__Material to process__.
────────
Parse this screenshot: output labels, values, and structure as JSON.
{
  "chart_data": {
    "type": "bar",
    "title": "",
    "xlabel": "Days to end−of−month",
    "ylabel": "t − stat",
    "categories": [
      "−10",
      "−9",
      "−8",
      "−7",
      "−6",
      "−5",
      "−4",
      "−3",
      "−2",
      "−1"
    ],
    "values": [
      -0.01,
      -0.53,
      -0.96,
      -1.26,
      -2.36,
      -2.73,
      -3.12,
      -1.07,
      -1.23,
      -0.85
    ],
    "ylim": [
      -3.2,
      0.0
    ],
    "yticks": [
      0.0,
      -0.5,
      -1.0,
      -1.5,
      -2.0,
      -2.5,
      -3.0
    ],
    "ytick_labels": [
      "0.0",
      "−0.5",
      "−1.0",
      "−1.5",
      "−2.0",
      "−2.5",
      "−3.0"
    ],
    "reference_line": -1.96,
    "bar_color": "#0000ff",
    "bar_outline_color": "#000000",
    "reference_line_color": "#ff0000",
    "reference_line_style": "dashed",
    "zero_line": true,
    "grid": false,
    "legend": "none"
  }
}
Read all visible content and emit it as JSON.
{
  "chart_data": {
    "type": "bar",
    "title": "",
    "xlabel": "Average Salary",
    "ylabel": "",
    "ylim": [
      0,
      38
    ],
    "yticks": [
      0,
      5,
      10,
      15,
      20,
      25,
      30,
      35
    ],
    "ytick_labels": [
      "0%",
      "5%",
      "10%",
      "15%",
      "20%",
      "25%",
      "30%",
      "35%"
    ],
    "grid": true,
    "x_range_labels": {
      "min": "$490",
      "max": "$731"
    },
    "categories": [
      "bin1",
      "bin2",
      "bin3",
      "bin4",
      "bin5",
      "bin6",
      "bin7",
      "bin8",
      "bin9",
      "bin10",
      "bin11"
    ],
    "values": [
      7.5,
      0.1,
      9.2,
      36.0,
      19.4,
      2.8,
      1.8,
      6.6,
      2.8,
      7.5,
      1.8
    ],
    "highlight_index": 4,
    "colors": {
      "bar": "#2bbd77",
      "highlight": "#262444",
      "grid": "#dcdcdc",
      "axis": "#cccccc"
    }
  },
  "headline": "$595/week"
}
────────
__Task goal__.
Beginning with the line that contains "Read all visible content and emit it as JSON.", repeat every line through the end of the records and nothing more.

__Task answer__.
Read all visible content and emit it as JSON.
{
  "chart_data": {
    "type": "bar",
    "title": "",
    "xlabel": "Average Salary",
    "ylabel": "",
    "ylim": [
      0,
      38
    ],
    "yticks": [
      0,
      5,
      10,
      15,
      20,
      25,
      30,
      35
    ],
    "ytick_labels": [
      "0%",
      "5%",
      "10%",
      "15%",
      "20%",
      "25%",
      "30%",
      "35%"
    ],
    "grid": true,
    "x_range_labels": {
      "min": "$490",
      "max": "$731"
    },
    "categories": [
      "bin1",
      "bin2",
      "bin3",
      "bin4",
      "bin5",
      "bin6",
      "bin7",
      "bin8",
      "bin9",
      "bin10",
      "bin11"
    ],
    "values": [
      7.5,
      0.1,
      9.2,
      36.0,
      19.4,
      2.8,
      1.8,
      6.6,
      2.8,
      7.5,
      1.8
    ],
    "highlight_index": 4,
    "colors": {
      "bar": "#2bbd77",
      "highlight": "#262444",
      "grid": "#dcdcdc",
      "axis": "#cccccc"
    }
  },
  "headline": "$595/week"
}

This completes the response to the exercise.